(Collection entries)

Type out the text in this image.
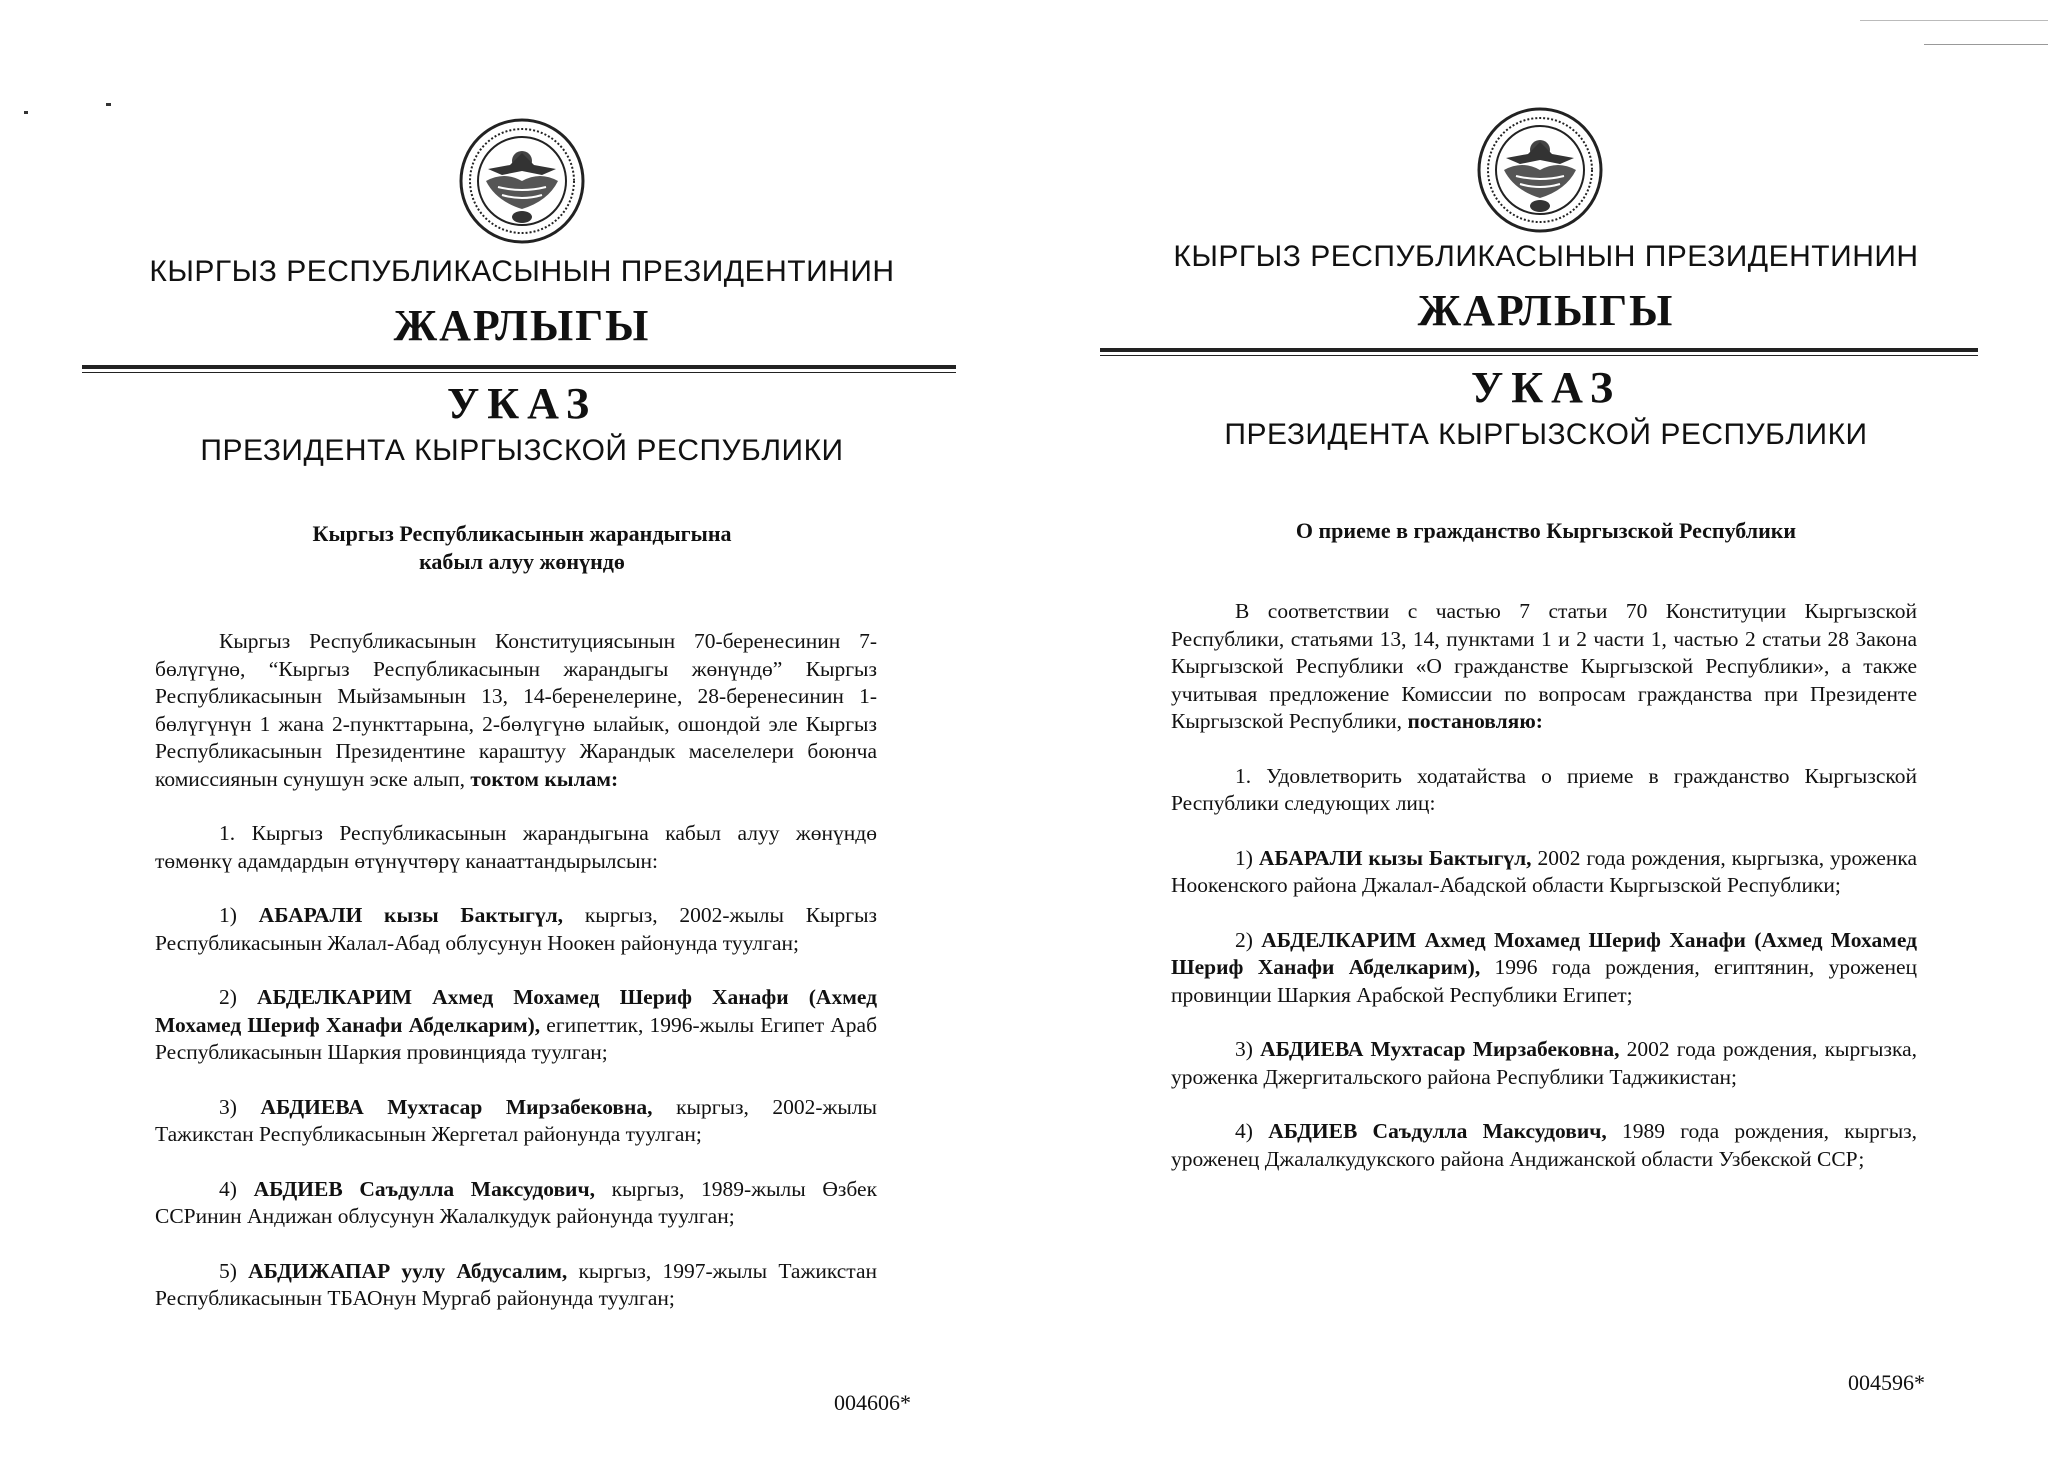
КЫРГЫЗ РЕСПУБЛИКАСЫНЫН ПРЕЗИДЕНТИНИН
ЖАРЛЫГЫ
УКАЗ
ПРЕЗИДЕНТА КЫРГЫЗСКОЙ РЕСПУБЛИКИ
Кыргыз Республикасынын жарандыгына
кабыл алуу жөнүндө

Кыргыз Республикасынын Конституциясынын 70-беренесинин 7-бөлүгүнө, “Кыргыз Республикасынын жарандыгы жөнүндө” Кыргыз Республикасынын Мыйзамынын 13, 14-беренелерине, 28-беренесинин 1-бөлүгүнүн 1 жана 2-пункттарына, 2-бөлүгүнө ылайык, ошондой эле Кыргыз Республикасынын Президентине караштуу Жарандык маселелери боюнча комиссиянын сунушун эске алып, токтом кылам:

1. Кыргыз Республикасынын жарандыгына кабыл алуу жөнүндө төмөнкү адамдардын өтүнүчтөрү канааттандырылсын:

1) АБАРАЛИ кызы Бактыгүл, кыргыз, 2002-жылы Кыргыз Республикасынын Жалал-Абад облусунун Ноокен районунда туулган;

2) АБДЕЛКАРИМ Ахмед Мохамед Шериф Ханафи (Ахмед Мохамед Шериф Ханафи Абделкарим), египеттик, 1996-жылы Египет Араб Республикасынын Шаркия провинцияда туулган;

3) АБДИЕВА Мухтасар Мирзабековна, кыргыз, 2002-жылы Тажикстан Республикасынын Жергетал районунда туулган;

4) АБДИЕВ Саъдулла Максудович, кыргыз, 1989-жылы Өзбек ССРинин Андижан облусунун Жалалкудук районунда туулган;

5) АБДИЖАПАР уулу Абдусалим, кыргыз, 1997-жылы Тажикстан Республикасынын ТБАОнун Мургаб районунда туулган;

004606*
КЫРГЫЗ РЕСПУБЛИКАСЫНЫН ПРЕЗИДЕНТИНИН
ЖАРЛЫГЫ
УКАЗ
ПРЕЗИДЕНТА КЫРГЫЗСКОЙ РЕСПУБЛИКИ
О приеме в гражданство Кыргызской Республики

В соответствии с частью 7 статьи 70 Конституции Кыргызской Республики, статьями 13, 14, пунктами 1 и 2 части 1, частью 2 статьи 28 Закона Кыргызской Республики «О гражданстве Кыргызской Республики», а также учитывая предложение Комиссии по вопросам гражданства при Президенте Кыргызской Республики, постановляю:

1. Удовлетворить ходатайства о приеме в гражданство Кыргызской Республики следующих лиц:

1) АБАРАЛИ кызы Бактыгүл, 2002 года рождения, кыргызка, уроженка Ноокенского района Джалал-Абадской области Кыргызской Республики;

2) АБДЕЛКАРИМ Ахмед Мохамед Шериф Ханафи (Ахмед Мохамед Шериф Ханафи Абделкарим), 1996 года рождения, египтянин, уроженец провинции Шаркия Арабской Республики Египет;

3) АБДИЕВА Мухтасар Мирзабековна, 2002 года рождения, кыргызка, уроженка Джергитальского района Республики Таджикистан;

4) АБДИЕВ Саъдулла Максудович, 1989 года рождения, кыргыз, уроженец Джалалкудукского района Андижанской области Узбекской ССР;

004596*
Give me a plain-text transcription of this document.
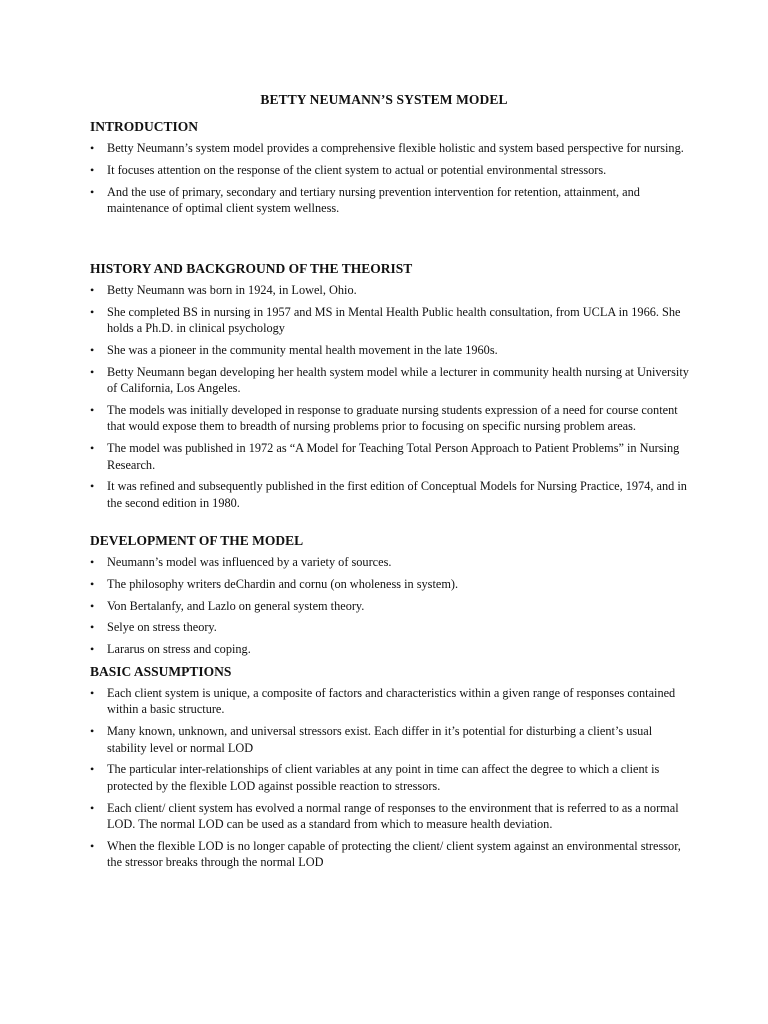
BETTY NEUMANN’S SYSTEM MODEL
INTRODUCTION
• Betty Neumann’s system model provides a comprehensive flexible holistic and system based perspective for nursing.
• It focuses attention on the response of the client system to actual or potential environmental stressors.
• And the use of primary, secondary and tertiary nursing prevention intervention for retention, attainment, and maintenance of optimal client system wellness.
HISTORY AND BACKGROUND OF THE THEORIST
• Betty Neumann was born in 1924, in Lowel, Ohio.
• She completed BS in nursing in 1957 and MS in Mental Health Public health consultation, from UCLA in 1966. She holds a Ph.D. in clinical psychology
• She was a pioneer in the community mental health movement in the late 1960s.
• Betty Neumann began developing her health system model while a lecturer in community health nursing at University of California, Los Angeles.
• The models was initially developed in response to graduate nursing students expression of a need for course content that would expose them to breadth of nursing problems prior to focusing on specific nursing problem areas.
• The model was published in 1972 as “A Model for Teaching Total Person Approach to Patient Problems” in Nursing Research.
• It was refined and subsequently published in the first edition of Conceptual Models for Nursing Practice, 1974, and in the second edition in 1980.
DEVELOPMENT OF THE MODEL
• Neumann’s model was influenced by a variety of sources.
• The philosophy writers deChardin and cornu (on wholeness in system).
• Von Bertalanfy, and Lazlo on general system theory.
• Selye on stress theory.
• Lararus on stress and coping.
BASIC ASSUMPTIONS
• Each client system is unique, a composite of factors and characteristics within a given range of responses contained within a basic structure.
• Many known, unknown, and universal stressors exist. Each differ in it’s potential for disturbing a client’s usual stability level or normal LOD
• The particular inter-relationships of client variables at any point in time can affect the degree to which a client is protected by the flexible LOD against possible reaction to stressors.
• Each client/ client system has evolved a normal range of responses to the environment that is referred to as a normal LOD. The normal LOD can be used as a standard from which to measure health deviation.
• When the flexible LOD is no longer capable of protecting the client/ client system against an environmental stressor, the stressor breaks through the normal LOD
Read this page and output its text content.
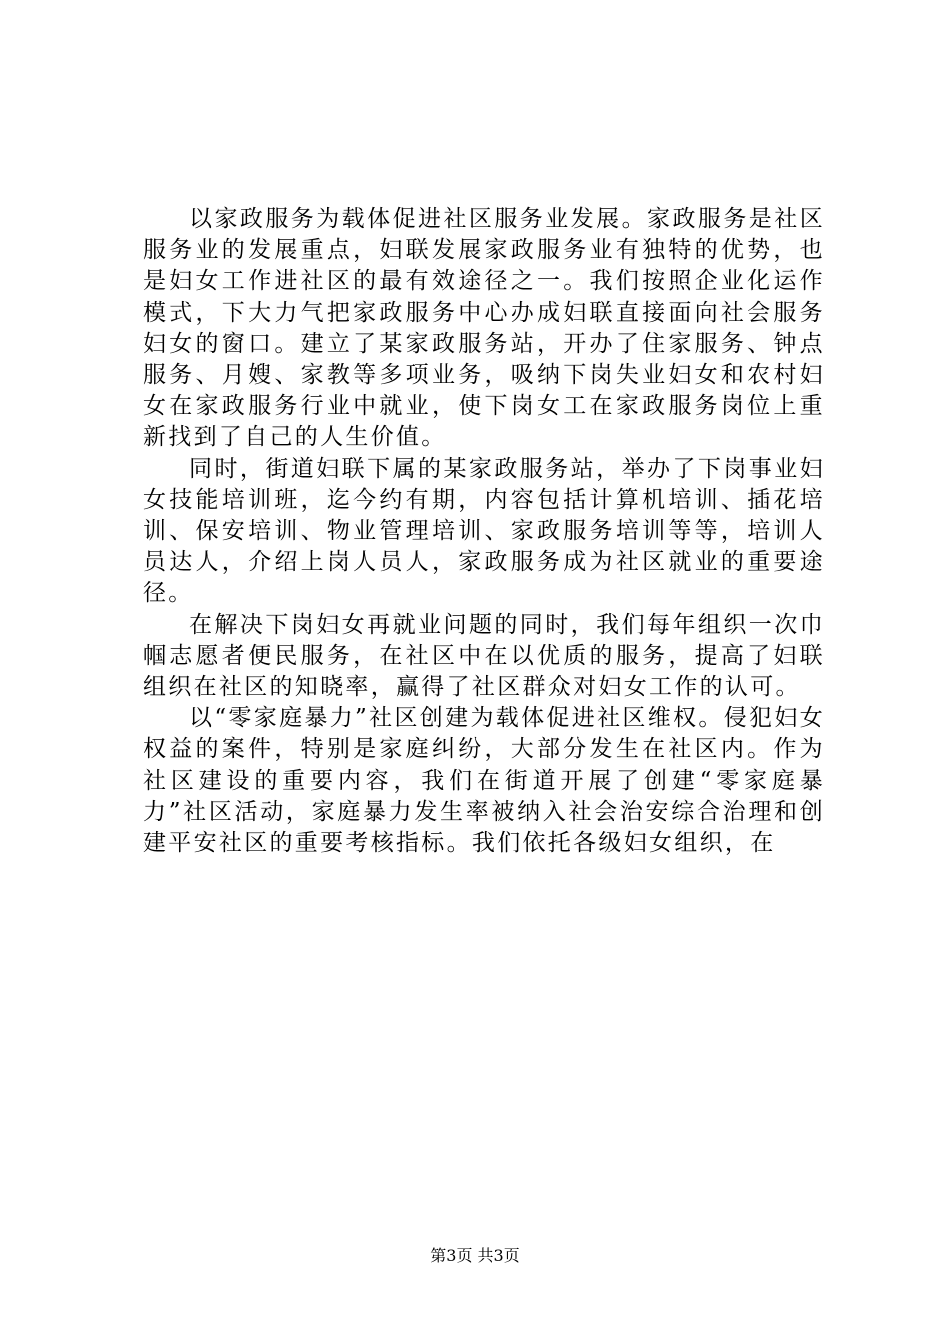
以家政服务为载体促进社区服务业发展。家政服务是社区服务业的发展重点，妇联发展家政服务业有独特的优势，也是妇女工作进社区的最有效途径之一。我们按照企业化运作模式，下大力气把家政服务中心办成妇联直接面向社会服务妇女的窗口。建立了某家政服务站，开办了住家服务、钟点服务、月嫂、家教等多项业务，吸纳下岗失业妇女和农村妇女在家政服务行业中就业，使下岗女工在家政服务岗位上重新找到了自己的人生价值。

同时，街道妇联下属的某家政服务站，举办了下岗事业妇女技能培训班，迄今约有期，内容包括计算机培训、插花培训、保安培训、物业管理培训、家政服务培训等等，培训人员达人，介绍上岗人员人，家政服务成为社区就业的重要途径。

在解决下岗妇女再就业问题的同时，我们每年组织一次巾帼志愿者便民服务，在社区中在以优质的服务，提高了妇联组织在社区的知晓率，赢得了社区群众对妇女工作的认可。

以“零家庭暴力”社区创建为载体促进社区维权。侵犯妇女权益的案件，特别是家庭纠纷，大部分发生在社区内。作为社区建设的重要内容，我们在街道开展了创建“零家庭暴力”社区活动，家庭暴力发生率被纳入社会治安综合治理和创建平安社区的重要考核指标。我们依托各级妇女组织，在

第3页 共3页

* TASK PROMPT *
Retype exactly the lines from the one containing "Read this page and output its text content." through the last line of the records above, both included, and leave out any pictures.

* TASK ANSWER *
Read this page and output its text content.
以家政服务为载体促进社区服务业发展。家政服务是社区服务业的发展重点，妇联发展家政服务业有独特的优势，也是妇女工作进社区的最有效途径之一。我们按照企业化运作模式，下大力气把家政服务中心办成妇联直接面向社会服务妇女的窗口。建立了某家政服务站，开办了住家服务、钟点服务、月嫂、家教等多项业务，吸纳下岗失业妇女和农村妇女在家政服务行业中就业，使下岗女工在家政服务岗位上重新找到了自己的人生价值。

同时，街道妇联下属的某家政服务站，举办了下岗事业妇女技能培训班，迄今约有期，内容包括计算机培训、插花培训、保安培训、物业管理培训、家政服务培训等等，培训人员达人，介绍上岗人员人，家政服务成为社区就业的重要途径。

在解决下岗妇女再就业问题的同时，我们每年组织一次巾帼志愿者便民服务，在社区中在以优质的服务，提高了妇联组织在社区的知晓率，赢得了社区群众对妇女工作的认可。

以“零家庭暴力”社区创建为载体促进社区维权。侵犯妇女权益的案件，特别是家庭纠纷，大部分发生在社区内。作为社区建设的重要内容，我们在街道开展了创建“零家庭暴力”社区活动，家庭暴力发生率被纳入社会治安综合治理和创建平安社区的重要考核指标。我们依托各级妇女组织，在

第3页 共3页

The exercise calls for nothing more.